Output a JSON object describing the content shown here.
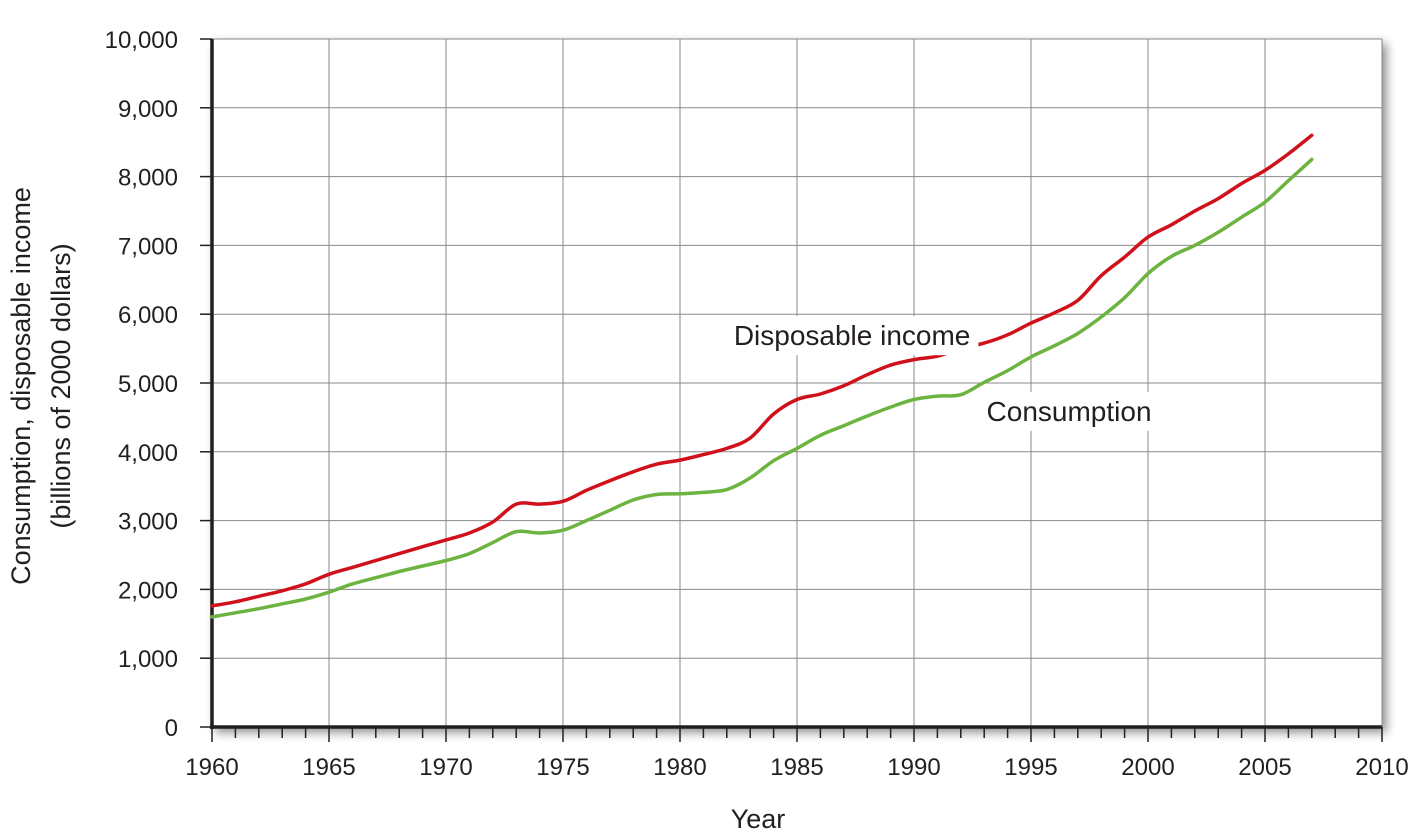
{
  "chart_data": {
    "type": "line",
    "xlabel": "Year",
    "ylabel_line1": "Consumption, disposable income",
    "ylabel_line2": "(billions of 2000 dollars)",
    "xlim": [
      1960,
      2010
    ],
    "ylim": [
      0,
      10000
    ],
    "x_ticks": [
      1960,
      1965,
      1970,
      1975,
      1980,
      1985,
      1990,
      1995,
      2000,
      2005,
      2010
    ],
    "x_tick_labels": [
      "1960",
      "1965",
      "1970",
      "1975",
      "1980",
      "1985",
      "1990",
      "1995",
      "2000",
      "2005",
      "2010"
    ],
    "y_ticks": [
      0,
      1000,
      2000,
      3000,
      4000,
      5000,
      6000,
      7000,
      8000,
      9000,
      10000
    ],
    "y_tick_labels": [
      "0",
      "1,000",
      "2,000",
      "3,000",
      "4,000",
      "5,000",
      "6,000",
      "7,000",
      "8,000",
      "9,000",
      "10,000"
    ],
    "grid": true,
    "x": [
      1960,
      1961,
      1962,
      1963,
      1964,
      1965,
      1966,
      1967,
      1968,
      1969,
      1970,
      1971,
      1972,
      1973,
      1974,
      1975,
      1976,
      1977,
      1978,
      1979,
      1980,
      1981,
      1982,
      1983,
      1984,
      1985,
      1986,
      1987,
      1988,
      1989,
      1990,
      1991,
      1992,
      1993,
      1994,
      1995,
      1996,
      1997,
      1998,
      1999,
      2000,
      2001,
      2002,
      2003,
      2004,
      2005,
      2006,
      2007
    ],
    "series": [
      {
        "name": "Disposable income",
        "color": "#d0111b",
        "values": [
          1760,
          1820,
          1900,
          1980,
          2080,
          2220,
          2320,
          2420,
          2520,
          2620,
          2720,
          2820,
          2980,
          3240,
          3240,
          3280,
          3440,
          3580,
          3710,
          3820,
          3880,
          3960,
          4050,
          4200,
          4550,
          4760,
          4840,
          4960,
          5120,
          5260,
          5340,
          5390,
          5500,
          5580,
          5700,
          5870,
          6020,
          6200,
          6560,
          6830,
          7120,
          7300,
          7500,
          7680,
          7900,
          8090,
          8330,
          8600
        ]
      },
      {
        "name": "Consumption",
        "color": "#6cb33f",
        "values": [
          1600,
          1660,
          1720,
          1790,
          1860,
          1960,
          2080,
          2170,
          2260,
          2340,
          2420,
          2520,
          2680,
          2840,
          2820,
          2860,
          3000,
          3150,
          3300,
          3380,
          3390,
          3410,
          3450,
          3620,
          3870,
          4050,
          4240,
          4380,
          4520,
          4650,
          4760,
          4810,
          4830,
          5010,
          5180,
          5380,
          5540,
          5720,
          5960,
          6240,
          6590,
          6840,
          7000,
          7190,
          7410,
          7630,
          7940,
          8250
        ]
      }
    ],
    "annotations": [
      {
        "text": "Disposable income",
        "x": 1982.3,
        "y": 5550
      },
      {
        "text": "Consumption",
        "x": 1993.1,
        "y": 4450
      }
    ],
    "colors": {
      "grid": "#8a8a8a",
      "axis": "#231f20",
      "plot_border": "#bdbdbd",
      "shadow": "#9a9a9a"
    }
  }
}
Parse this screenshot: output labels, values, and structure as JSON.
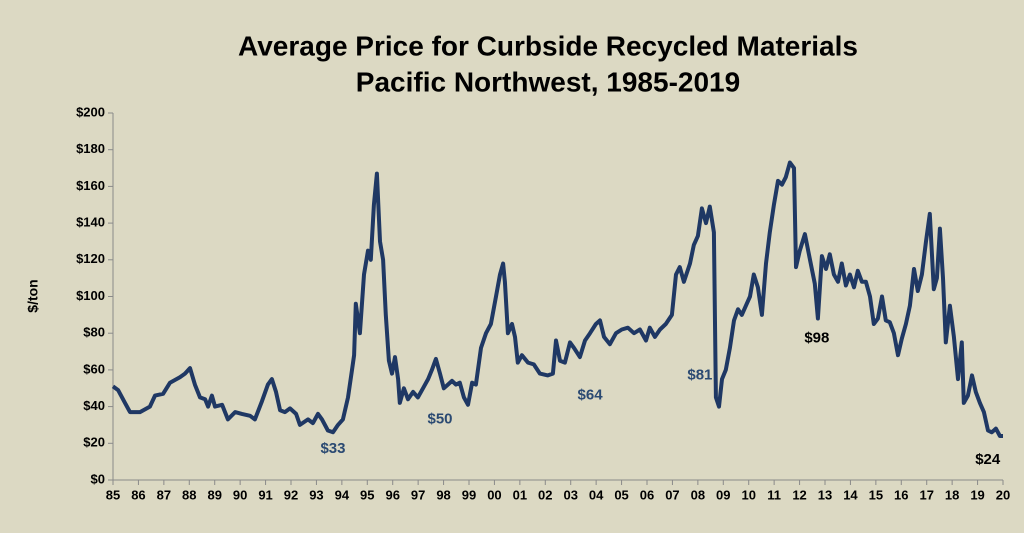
{
  "chart_data": {
    "type": "line",
    "title": "Average Price for Curbside Recycled Materials",
    "subtitle": "Pacific Northwest, 1985-2019",
    "y_label": "$/ton",
    "color": "#1f3864",
    "xlim": [
      1985,
      2020
    ],
    "ylim": [
      0,
      200
    ],
    "yticks": [
      {
        "value": 0,
        "label": "$0"
      },
      {
        "value": 20,
        "label": "$20"
      },
      {
        "value": 40,
        "label": "$40"
      },
      {
        "value": 60,
        "label": "$60"
      },
      {
        "value": 80,
        "label": "$80"
      },
      {
        "value": 100,
        "label": "$100"
      },
      {
        "value": 120,
        "label": "$120"
      },
      {
        "value": 140,
        "label": "$140"
      },
      {
        "value": 160,
        "label": "$160"
      },
      {
        "value": 180,
        "label": "$180"
      },
      {
        "value": 200,
        "label": "$200"
      }
    ],
    "xticks": [
      {
        "value": 1985,
        "label": "85"
      },
      {
        "value": 1986,
        "label": "86"
      },
      {
        "value": 1987,
        "label": "87"
      },
      {
        "value": 1988,
        "label": "88"
      },
      {
        "value": 1989,
        "label": "89"
      },
      {
        "value": 1990,
        "label": "90"
      },
      {
        "value": 1991,
        "label": "91"
      },
      {
        "value": 1992,
        "label": "92"
      },
      {
        "value": 1993,
        "label": "93"
      },
      {
        "value": 1994,
        "label": "94"
      },
      {
        "value": 1995,
        "label": "95"
      },
      {
        "value": 1996,
        "label": "96"
      },
      {
        "value": 1997,
        "label": "97"
      },
      {
        "value": 1998,
        "label": "98"
      },
      {
        "value": 1999,
        "label": "99"
      },
      {
        "value": 2000,
        "label": "00"
      },
      {
        "value": 2001,
        "label": "01"
      },
      {
        "value": 2002,
        "label": "02"
      },
      {
        "value": 2003,
        "label": "03"
      },
      {
        "value": 2004,
        "label": "04"
      },
      {
        "value": 2005,
        "label": "05"
      },
      {
        "value": 2006,
        "label": "06"
      },
      {
        "value": 2007,
        "label": "07"
      },
      {
        "value": 2008,
        "label": "08"
      },
      {
        "value": 2009,
        "label": "09"
      },
      {
        "value": 2010,
        "label": "10"
      },
      {
        "value": 2011,
        "label": "11"
      },
      {
        "value": 2012,
        "label": "12"
      },
      {
        "value": 2013,
        "label": "13"
      },
      {
        "value": 2014,
        "label": "14"
      },
      {
        "value": 2015,
        "label": "15"
      },
      {
        "value": 2016,
        "label": "16"
      },
      {
        "value": 2017,
        "label": "17"
      },
      {
        "value": 2018,
        "label": "18"
      },
      {
        "value": 2019,
        "label": "19"
      },
      {
        "value": 2020,
        "label": "20"
      }
    ],
    "x": [
      1985.0,
      1985.2,
      1985.47,
      1985.67,
      1986.06,
      1986.45,
      1986.65,
      1986.97,
      1987.24,
      1987.63,
      1987.83,
      1988.03,
      1988.22,
      1988.42,
      1988.62,
      1988.74,
      1988.89,
      1989.01,
      1989.29,
      1989.52,
      1989.8,
      1990.07,
      1990.39,
      1990.58,
      1990.86,
      1991.09,
      1991.25,
      1991.41,
      1991.57,
      1991.76,
      1991.96,
      1992.2,
      1992.35,
      1992.67,
      1992.86,
      1993.06,
      1993.22,
      1993.45,
      1993.65,
      1993.85,
      1994.04,
      1994.24,
      1994.4,
      1994.48,
      1994.55,
      1994.71,
      1994.87,
      1995.03,
      1995.14,
      1995.26,
      1995.38,
      1995.5,
      1995.62,
      1995.73,
      1995.85,
      1995.97,
      1996.09,
      1996.21,
      1996.28,
      1996.44,
      1996.6,
      1996.8,
      1996.99,
      1997.19,
      1997.39,
      1997.54,
      1997.7,
      1997.86,
      1998.01,
      1998.17,
      1998.33,
      1998.49,
      1998.64,
      1998.8,
      1998.96,
      1999.12,
      1999.27,
      1999.47,
      1999.67,
      1999.86,
      2000.06,
      2000.22,
      2000.34,
      2000.41,
      2000.53,
      2000.69,
      2000.81,
      2000.92,
      2001.08,
      2001.32,
      2001.55,
      2001.79,
      2002.1,
      2002.3,
      2002.42,
      2002.58,
      2002.77,
      2002.97,
      2003.13,
      2003.36,
      2003.56,
      2003.76,
      2003.99,
      2004.15,
      2004.31,
      2004.54,
      2004.78,
      2005.01,
      2005.25,
      2005.49,
      2005.72,
      2005.96,
      2006.11,
      2006.31,
      2006.51,
      2006.74,
      2006.98,
      2007.14,
      2007.29,
      2007.45,
      2007.69,
      2007.84,
      2008.0,
      2008.16,
      2008.32,
      2008.47,
      2008.63,
      2008.71,
      2008.83,
      2008.95,
      2009.1,
      2009.26,
      2009.42,
      2009.58,
      2009.73,
      2009.89,
      2010.05,
      2010.2,
      2010.36,
      2010.52,
      2010.68,
      2010.83,
      2010.99,
      2011.15,
      2011.31,
      2011.46,
      2011.62,
      2011.78,
      2011.86,
      2012.01,
      2012.21,
      2012.41,
      2012.6,
      2012.72,
      2012.88,
      2013.04,
      2013.19,
      2013.35,
      2013.51,
      2013.66,
      2013.82,
      2013.98,
      2014.14,
      2014.29,
      2014.45,
      2014.61,
      2014.77,
      2014.92,
      2015.08,
      2015.24,
      2015.39,
      2015.55,
      2015.71,
      2015.87,
      2016.02,
      2016.18,
      2016.34,
      2016.5,
      2016.65,
      2016.81,
      2016.97,
      2017.12,
      2017.28,
      2017.4,
      2017.52,
      2017.64,
      2017.75,
      2017.91,
      2018.07,
      2018.23,
      2018.38,
      2018.46,
      2018.62,
      2018.78,
      2018.93,
      2019.09,
      2019.25,
      2019.41,
      2019.56,
      2019.72,
      2019.88,
      2020.0
    ],
    "values": [
      51,
      49,
      42,
      37,
      37,
      40,
      46,
      47,
      53,
      56,
      58,
      61,
      52,
      45,
      44,
      40,
      46,
      40,
      41,
      33,
      37,
      36,
      35,
      33,
      43,
      52,
      55,
      48,
      38,
      37,
      39,
      36,
      30,
      33,
      31,
      36,
      33,
      27,
      26,
      30,
      33,
      45,
      60,
      68,
      96,
      80,
      112,
      125,
      120,
      150,
      167,
      130,
      120,
      90,
      65,
      58,
      67,
      55,
      42,
      50,
      44,
      48,
      45,
      50,
      55,
      60,
      66,
      58,
      50,
      52,
      54,
      52,
      53,
      45,
      41,
      53,
      52,
      72,
      80,
      85,
      100,
      112,
      118,
      108,
      80,
      85,
      78,
      64,
      68,
      64,
      63,
      58,
      57,
      58,
      76,
      65,
      64,
      75,
      72,
      67,
      76,
      80,
      85,
      87,
      78,
      74,
      80,
      82,
      83,
      80,
      82,
      76,
      83,
      78,
      82,
      85,
      90,
      112,
      116,
      108,
      118,
      128,
      133,
      148,
      140,
      149,
      135,
      45,
      40,
      55,
      60,
      72,
      87,
      93,
      90,
      95,
      100,
      112,
      105,
      90,
      118,
      135,
      150,
      163,
      161,
      165,
      173,
      170,
      116,
      125,
      134,
      120,
      107,
      88,
      122,
      115,
      123,
      112,
      108,
      118,
      106,
      112,
      105,
      114,
      108,
      108,
      100,
      85,
      88,
      100,
      87,
      86,
      80,
      68,
      77,
      85,
      95,
      115,
      103,
      112,
      130,
      145,
      104,
      110,
      137,
      110,
      75,
      95,
      78,
      55,
      75,
      42,
      46,
      57,
      48,
      42,
      37,
      27,
      26,
      28,
      24,
      24
    ],
    "annotations": [
      {
        "text": "$33",
        "x": 1993.65,
        "y": 17,
        "color": "#2b4a72"
      },
      {
        "text": "$50",
        "x": 1997.86,
        "y": 33,
        "color": "#2b4a72"
      },
      {
        "text": "$64",
        "x": 2003.76,
        "y": 46,
        "color": "#2b4a72"
      },
      {
        "text": "$81",
        "x": 2008.08,
        "y": 57,
        "color": "#2b4a72"
      },
      {
        "text": "$98",
        "x": 2012.68,
        "y": 77,
        "color": "#000000"
      },
      {
        "text": "$24",
        "x": 2019.4,
        "y": 11,
        "color": "#000000"
      }
    ]
  }
}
◆ ◆ ◆ ◆ ◆ ◆ ◆
→ SET TASK: Copy every line of the listing containing the string "name".

→ SOLUTION:
        "name": "Disposable income",
        "name": "Consumption",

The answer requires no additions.